Instructions for the task: Make an exact copy of the entries below with the pictures removed.
##### Data to process #####
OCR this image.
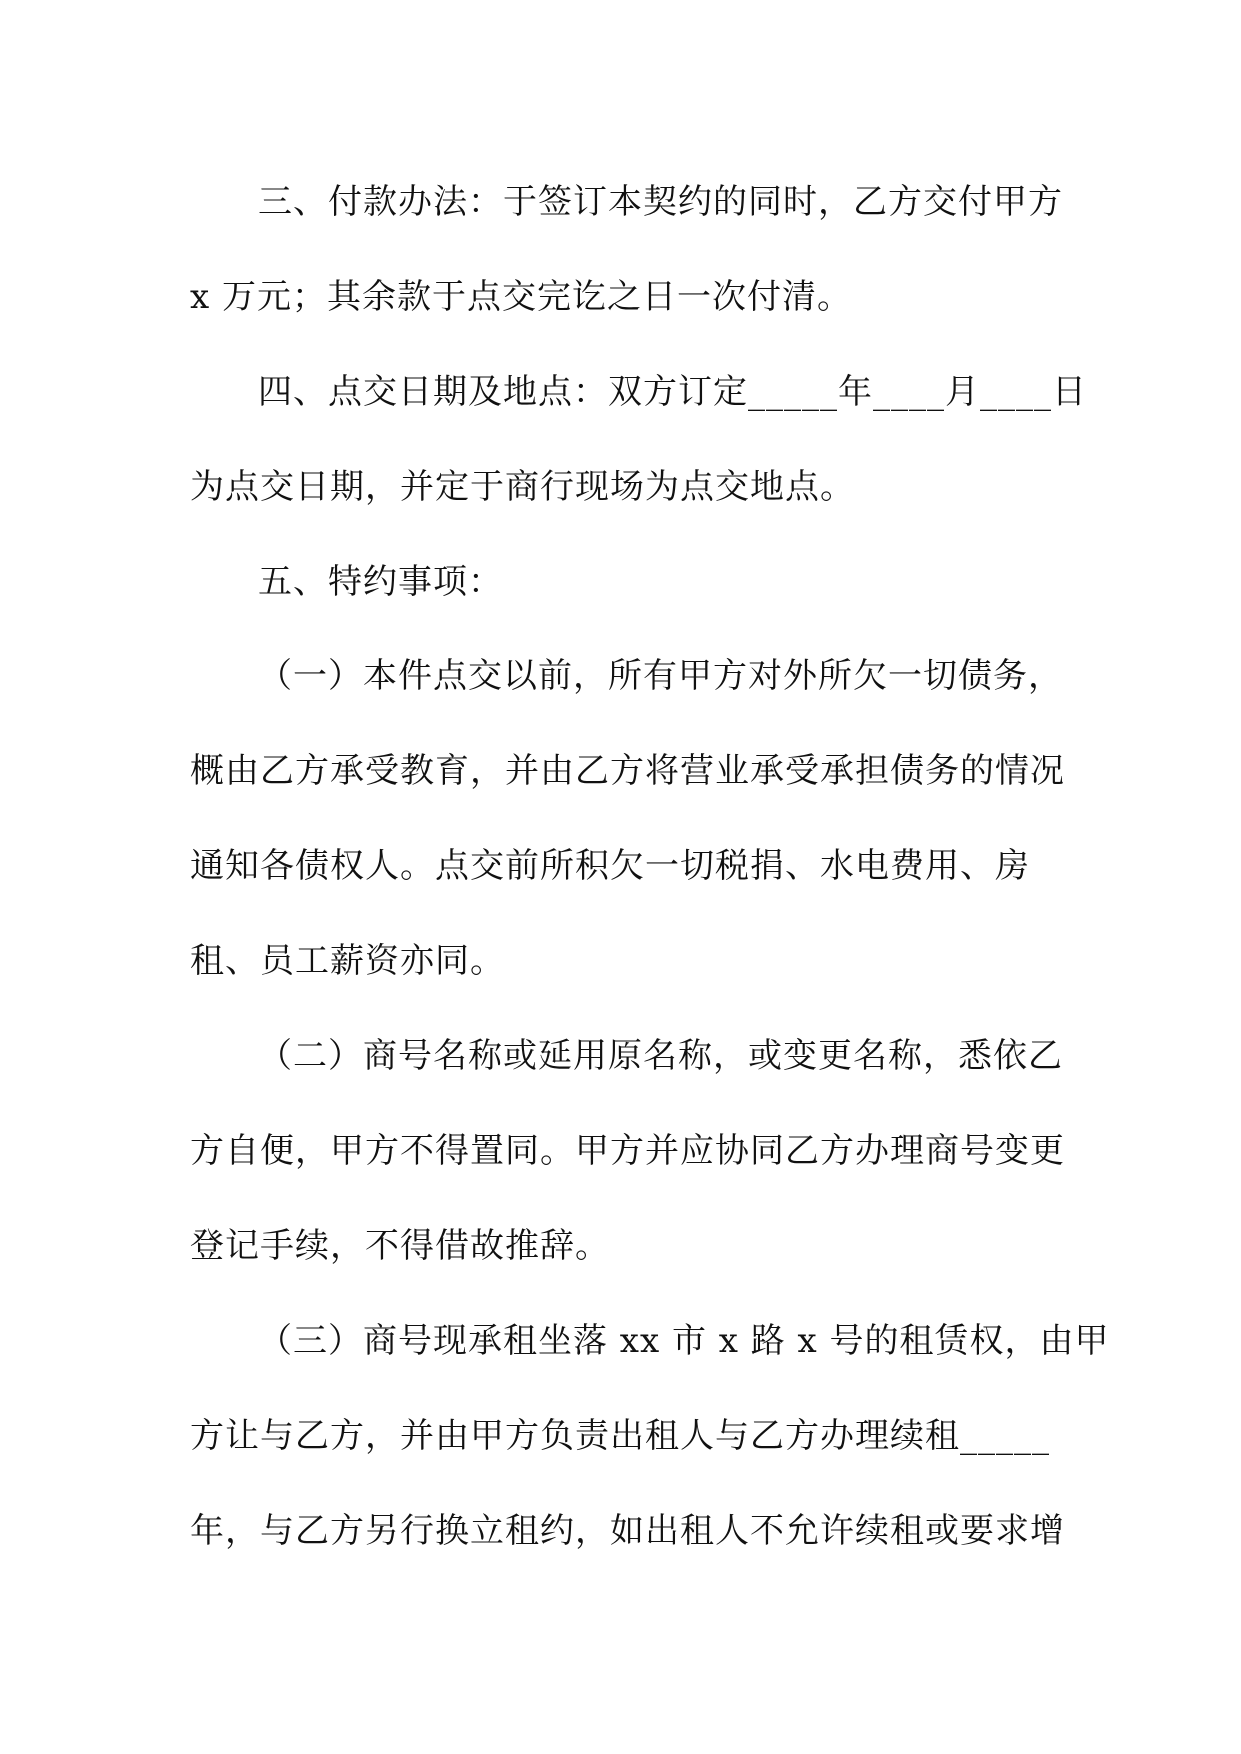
三、付款办法：于签订本契约的同时，乙方交付甲方
x 万元；其余款于点交完讫之日一次付清。
四、点交日期及地点：双方订定_____年____月____日
为点交日期，并定于商行现场为点交地点。
五、特约事项：
（一）本件点交以前，所有甲方对外所欠一切债务，
概由乙方承受教育，并由乙方将营业承受承担债务的情况
通知各债权人。点交前所积欠一切税捐、水电费用、房
租、员工薪资亦同。
（二）商号名称或延用原名称，或变更名称，悉依乙
方自便，甲方不得置同。甲方并应协同乙方办理商号变更
登记手续，不得借故推辞。
（三）商号现承租坐落 xx 市 x 路 x 号的租赁权，由甲
方让与乙方，并由甲方负责出租人与乙方办理续租_____
年，与乙方另行换立租约，如出租人不允许续租或要求增
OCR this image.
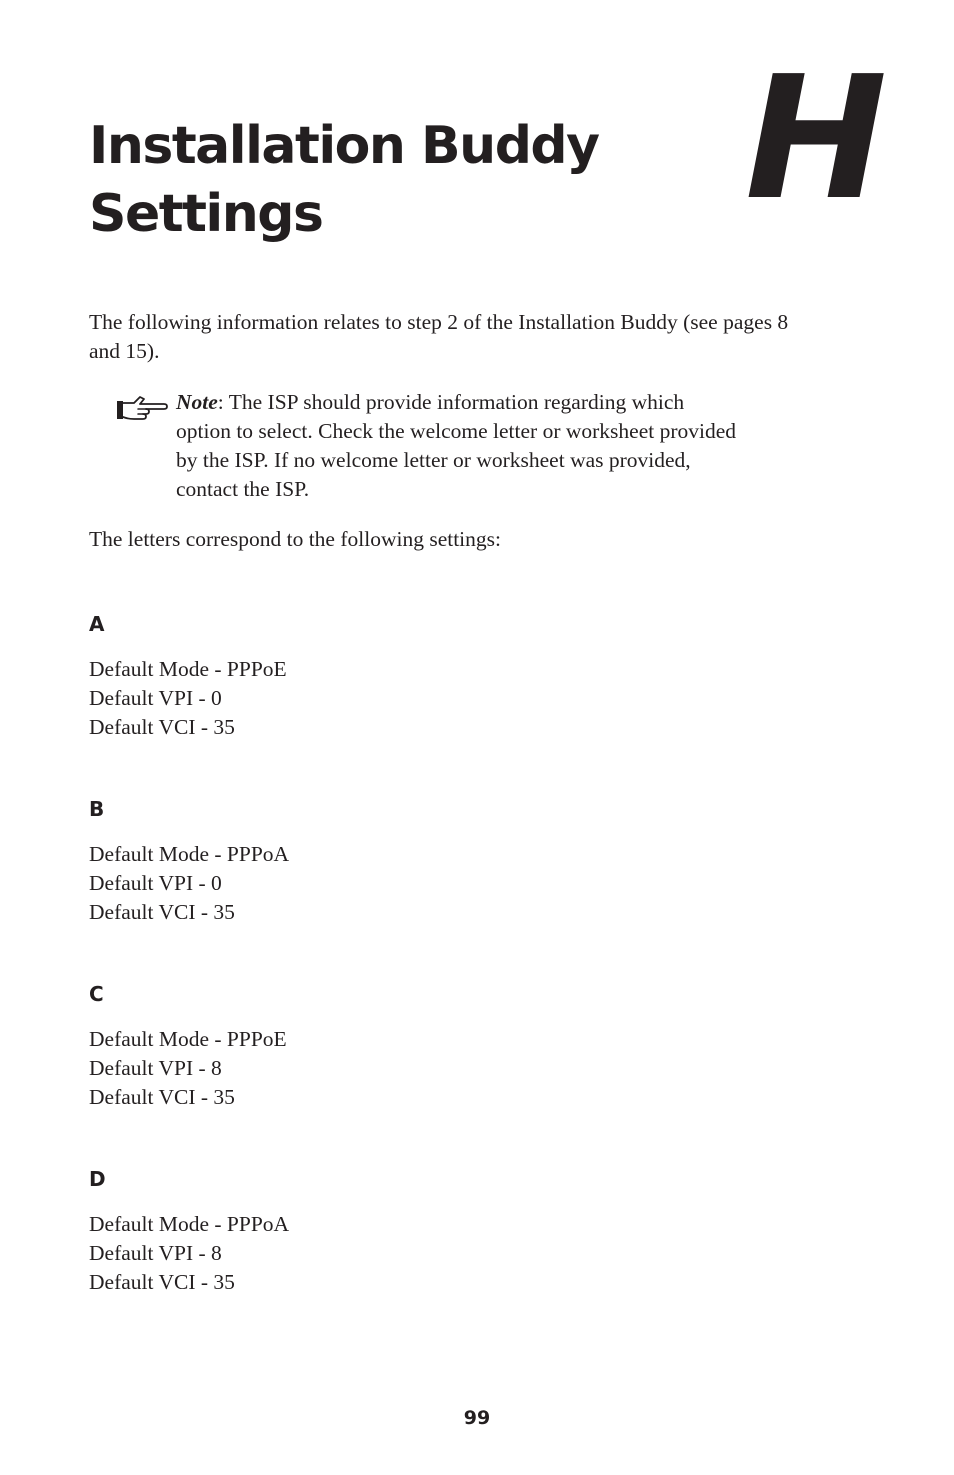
Installation Buddy
Settings	H

The following information relates to step 2 of the Installation Buddy (see pages 8
and 15).

Note: The ISP should provide information regarding which
option to select. Check the welcome letter or worksheet provided
by the ISP. If no welcome letter or worksheet was provided,
contact the ISP.

The letters correspond to the following settings:

A

Default Mode - PPPoE
Default VPI - 0
Default VCI - 35

B

Default Mode - PPPoA
Default VPI - 0
Default VCI - 35

C

Default Mode - PPPoE
Default VPI - 8
Default VCI - 35

D

Default Mode - PPPoA
Default VPI - 8
Default VCI - 35

99
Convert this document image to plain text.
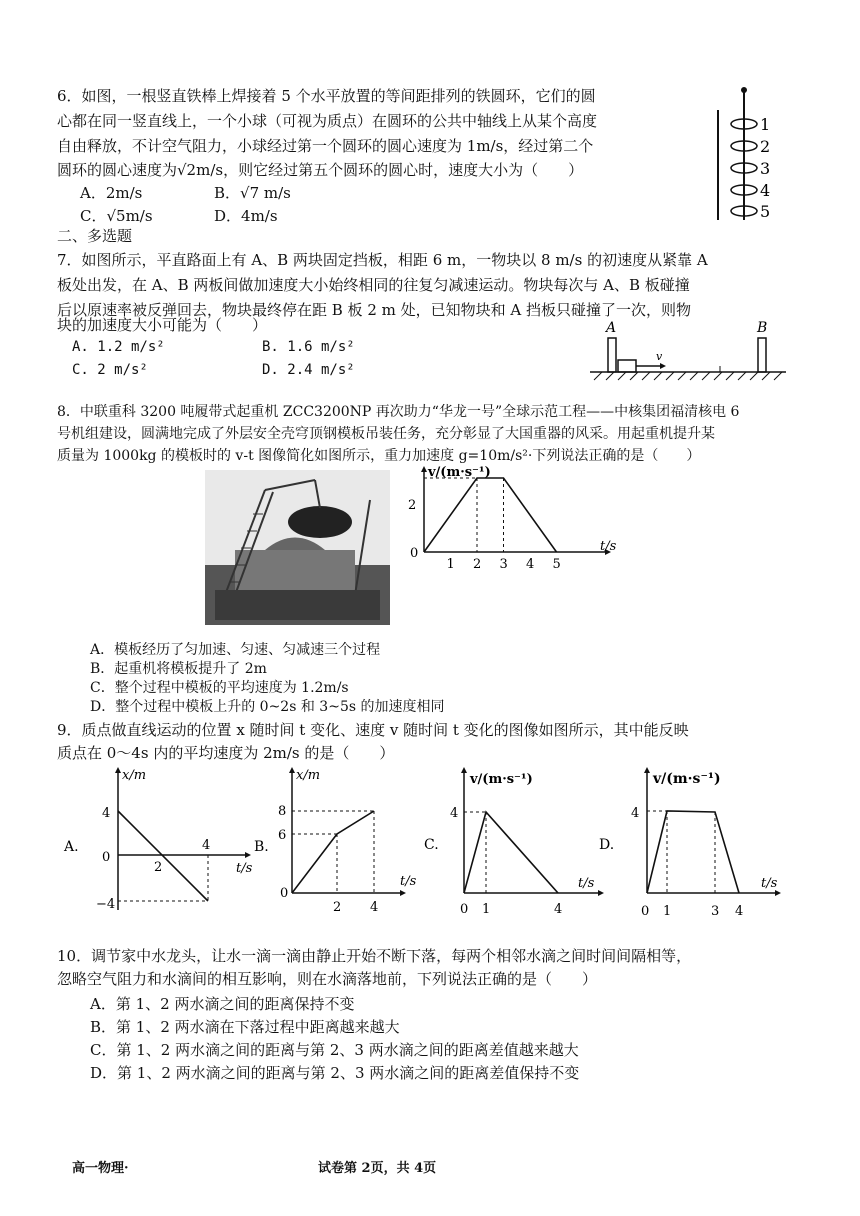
6．如图，一根竖直铁棒上焊接着 5 个水平放置的等间距排列的铁圆环，它们的圆
心都在同一竖直线上，一个小球（可视为质点）在圆环的公共中轴线上从某个高度
自由释放，不计空气阻力，小球经过第一个圆环的圆心速度为 1m/s，经过第二个
圆环的圆心速度为√2m/s，则它经过第五个圆环的圆心时，速度大小为（　　）
A．2m/s	B．√7 m/s
C．√5m/s	D．4m/s
1
2
3
4
5
二、多选题
7．如图所示，平直路面上有 A、B 两块固定挡板，相距 6 m，一物块以 8 m/s 的初速度从紧靠 A
板处出发，在 A、B 两板间做加速度大小始终相同的往复匀减速运动。物块每次与 A、B 板碰撞
后以原速率被反弹回去，物块最终停在距 B 板 2 m 处，已知物块和 A 挡板只碰撞了一次，则物
块的加速度大小可能为（　　）
A. 1.2 m/s²	B. 1.6 m/s²
C. 2 m/s²	D. 2.4 m/s²
A	B
v
8．中联重科 3200 吨履带式起重机 ZCC3200NP 再次助力“华龙一号”全球示范工程——中核集团福清核电 6
号机组建设，圆满地完成了外层安全壳穹顶钢模板吊装任务，充分彰显了大国重器的风采。用起重机提升某
质量为 1000kg 的模板时的 v-t 图像简化如图所示，重力加速度 g=10m/s²·下列说法正确的是（　　）
v/(m·s⁻¹)
t/s
2
0
1 2 3 4 5
A．模板经历了匀加速、匀速、匀减速三个过程
B．起重机将模板提升了 2m
C．整个过程中模板的平均速度为 1.2m/s
D．整个过程中模板上升的 0~2s 和 3~5s 的加速度相同
9．质点做直线运动的位置 x 随时间 t 变化、速度 v 随时间 t 变化的图像如图所示，其中能反映
质点在 0～4s 内的平均速度为 2m/s 的是（　　）
A.
x/m
t/s
4
0
2
4
−4
B.
x/m
t/s
8
6
0
2 4
C.
v/(m·s⁻¹)
t/s
4
0 1	4
D.
v/(m·s⁻¹)
t/s
4
0 1	3 4
10．调节家中水龙头，让水一滴一滴由静止开始不断下落，每两个相邻水滴之间时间间隔相等，
忽略空气阻力和水滴间的相互影响，则在水滴落地前，下列说法正确的是（　　）
A．第 1、2 两水滴之间的距离保持不变
B．第 1、2 两水滴在下落过程中距离越来越大
C．第 1、2 两水滴之间的距离与第 2、3 两水滴之间的距离差值越来越大
D．第 1、2 两水滴之间的距离与第 2、3 两水滴之间的距离差值保持不变
高一物理·	试卷第 2页，共 4页
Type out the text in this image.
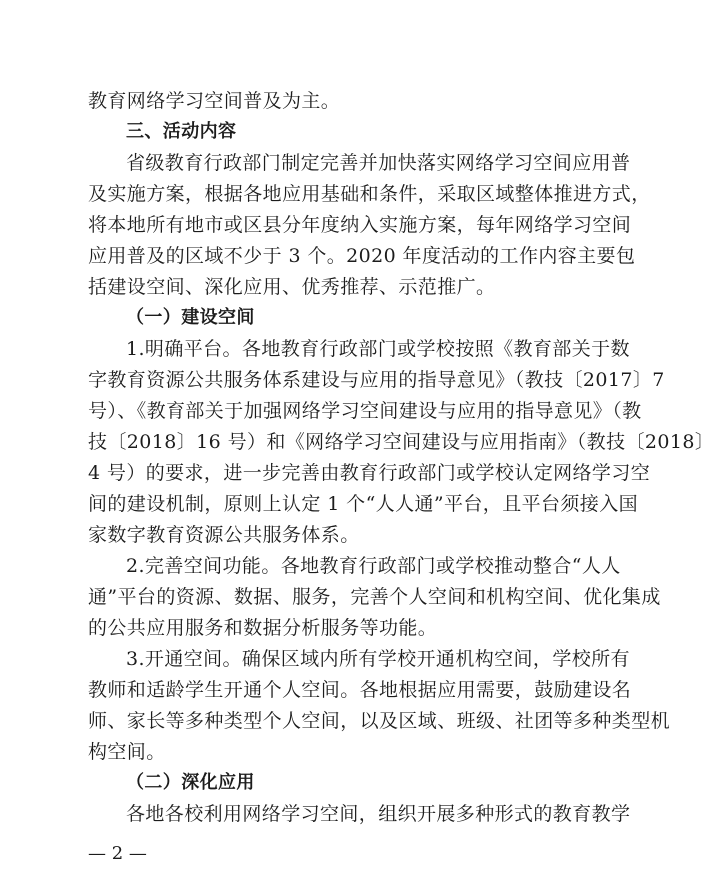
教育网络学习空间普及为主。
三、活动内容
省级教育行政部门制定完善并加快落实网络学习空间应用普
及实施方案，根据各地应用基础和条件，采取区域整体推进方式，
将本地所有地市或区县分年度纳入实施方案，每年网络学习空间
应用普及的区域不少于 3 个。2020 年度活动的工作内容主要包
括建设空间、深化应用、优秀推荐、示范推广。
（一）建设空间
1.明确平台。各地教育行政部门或学校按照《教育部关于数
字教育资源公共服务体系建设与应用的指导意见》（教技〔2017〕7
号）、《教育部关于加强网络学习空间建设与应用的指导意见》（教
技〔2018〕16 号）和《网络学习空间建设与应用指南》（教技〔2018〕
4 号）的要求，进一步完善由教育行政部门或学校认定网络学习空
间的建设机制，原则上认定 1 个“人人通”平台，且平台须接入国
家数字教育资源公共服务体系。
2.完善空间功能。各地教育行政部门或学校推动整合“人人
通”平台的资源、数据、服务，完善个人空间和机构空间、优化集成
的公共应用服务和数据分析服务等功能。
3.开通空间。确保区域内所有学校开通机构空间，学校所有
教师和适龄学生开通个人空间。各地根据应用需要，鼓励建设名
师、家长等多种类型个人空间，以及区域、班级、社团等多种类型机
构空间。
（二）深化应用
各地各校利用网络学习空间，组织开展多种形式的教育教学
— 2 —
#####
Solution to this problem:
OCR this image.
三、付款办法：于签订本契约的同时，乙方交付甲方
x 万元；其余款于点交完讫之日一次付清。
四、点交日期及地点：双方订定_____年____月____日
为点交日期，并定于商行现场为点交地点。
五、特约事项：
（一）本件点交以前，所有甲方对外所欠一切债务，
概由乙方承受教育，并由乙方将营业承受承担债务的情况
通知各债权人。点交前所积欠一切税捐、水电费用、房
租、员工薪资亦同。
（二）商号名称或延用原名称，或变更名称，悉依乙
方自便，甲方不得置同。甲方并应协同乙方办理商号变更
登记手续，不得借故推辞。
（三）商号现承租坐落 xx 市 x 路 x 号的租赁权，由甲
方让与乙方，并由甲方负责出租人与乙方办理续租_____
年，与乙方另行换立租约，如出租人不允许续租或要求增
OCR this image.
Installation Buddy
Settings	H

The following information relates to step 2 of the Installation Buddy (see pages 8
and 15).

Note: The ISP should provide information regarding which
option to select. Check the welcome letter or worksheet provided
by the ISP. If no welcome letter or worksheet was provided,
contact the ISP.

The letters correspond to the following settings:

A

Default Mode - PPPoE
Default VPI - 0
Default VCI - 35

B

Default Mode - PPPoA
Default VPI - 0
Default VCI - 35

C

Default Mode - PPPoE
Default VPI - 8
Default VCI - 35

D

Default Mode - PPPoA
Default VPI - 8
Default VCI - 35

99
Convert this document image to plain text.
6．如图，一根竖直铁棒上焊接着 5 个水平放置的等间距排列的铁圆环，它们的圆
心都在同一竖直线上，一个小球（可视为质点）在圆环的公共中轴线上从某个高度
自由释放，不计空气阻力，小球经过第一个圆环的圆心速度为 1m/s，经过第二个
圆环的圆心速度为√2m/s，则它经过第五个圆环的圆心时，速度大小为（　　）
A．2m/s	B．√7 m/s
C．√5m/s	D．4m/s
1
2
3
4
5
二、多选题
7．如图所示，平直路面上有 A、B 两块固定挡板，相距 6 m，一物块以 8 m/s 的初速度从紧靠 A
板处出发，在 A、B 两板间做加速度大小始终相同的往复匀减速运动。物块每次与 A、B 板碰撞
后以原速率被反弹回去，物块最终停在距 B 板 2 m 处，已知物块和 A 挡板只碰撞了一次，则物
块的加速度大小可能为（　　）
A. 1.2 m/s²	B. 1.6 m/s²
C. 2 m/s²	D. 2.4 m/s²
A	B
v
8．中联重科 3200 吨履带式起重机 ZCC3200NP 再次助力“华龙一号”全球示范工程——中核集团福清核电 6
号机组建设，圆满地完成了外层安全壳穹顶钢模板吊装任务，充分彰显了大国重器的风采。用起重机提升某
质量为 1000kg 的模板时的 v-t 图像简化如图所示，重力加速度 g=10m/s²·下列说法正确的是（　　）
v/(m·s⁻¹)
t/s
2
0
1 2 3 4 5
A．模板经历了匀加速、匀速、匀减速三个过程
B．起重机将模板提升了 2m
C．整个过程中模板的平均速度为 1.2m/s
D．整个过程中模板上升的 0~2s 和 3~5s 的加速度相同
9．质点做直线运动的位置 x 随时间 t 变化、速度 v 随时间 t 变化的图像如图所示，其中能反映
质点在 0～4s 内的平均速度为 2m/s 的是（　　）
A.
x/m
t/s
4
0
2
4
−4
B.
x/m
t/s
8
6
0
2 4
C.
v/(m·s⁻¹)
t/s
4
0 1	4
D.
v/(m·s⁻¹)
t/s
4
0 1	3 4
10．调节家中水龙头，让水一滴一滴由静止开始不断下落，每两个相邻水滴之间时间间隔相等，
忽略空气阻力和水滴间的相互影响，则在水滴落地前，下列说法正确的是（　　）
A．第 1、2 两水滴之间的距离保持不变
B．第 1、2 两水滴在下落过程中距离越来越大
C．第 1、2 两水滴之间的距离与第 2、3 两水滴之间的距离差值越来越大
D．第 1、2 两水滴之间的距离与第 2、3 两水滴之间的距离差值保持不变
高一物理·	试卷第 2页，共 4页
Type out the text in this image.
教育网络学习空间普及为主。
三、活动内容
省级教育行政部门制定完善并加快落实网络学习空间应用普
及实施方案，根据各地应用基础和条件，采取区域整体推进方式，
将本地所有地市或区县分年度纳入实施方案，每年网络学习空间
应用普及的区域不少于 3 个。2020 年度活动的工作内容主要包
括建设空间、深化应用、优秀推荐、示范推广。
（一）建设空间
1.明确平台。各地教育行政部门或学校按照《教育部关于数
字教育资源公共服务体系建设与应用的指导意见》（教技〔2017〕7
号）、《教育部关于加强网络学习空间建设与应用的指导意见》（教
技〔2018〕16 号）和《网络学习空间建设与应用指南》（教技〔2018〕
4 号）的要求，进一步完善由教育行政部门或学校认定网络学习空
间的建设机制，原则上认定 1 个“人人通”平台，且平台须接入国
家数字教育资源公共服务体系。
2.完善空间功能。各地教育行政部门或学校推动整合“人人
通”平台的资源、数据、服务，完善个人空间和机构空间、优化集成
的公共应用服务和数据分析服务等功能。
3.开通空间。确保区域内所有学校开通机构空间，学校所有
教师和适龄学生开通个人空间。各地根据应用需要，鼓励建设名
师、家长等多种类型个人空间，以及区域、班级、社团等多种类型机
构空间。
（二）深化应用
各地各校利用网络学习空间，组织开展多种形式的教育教学
— 2 —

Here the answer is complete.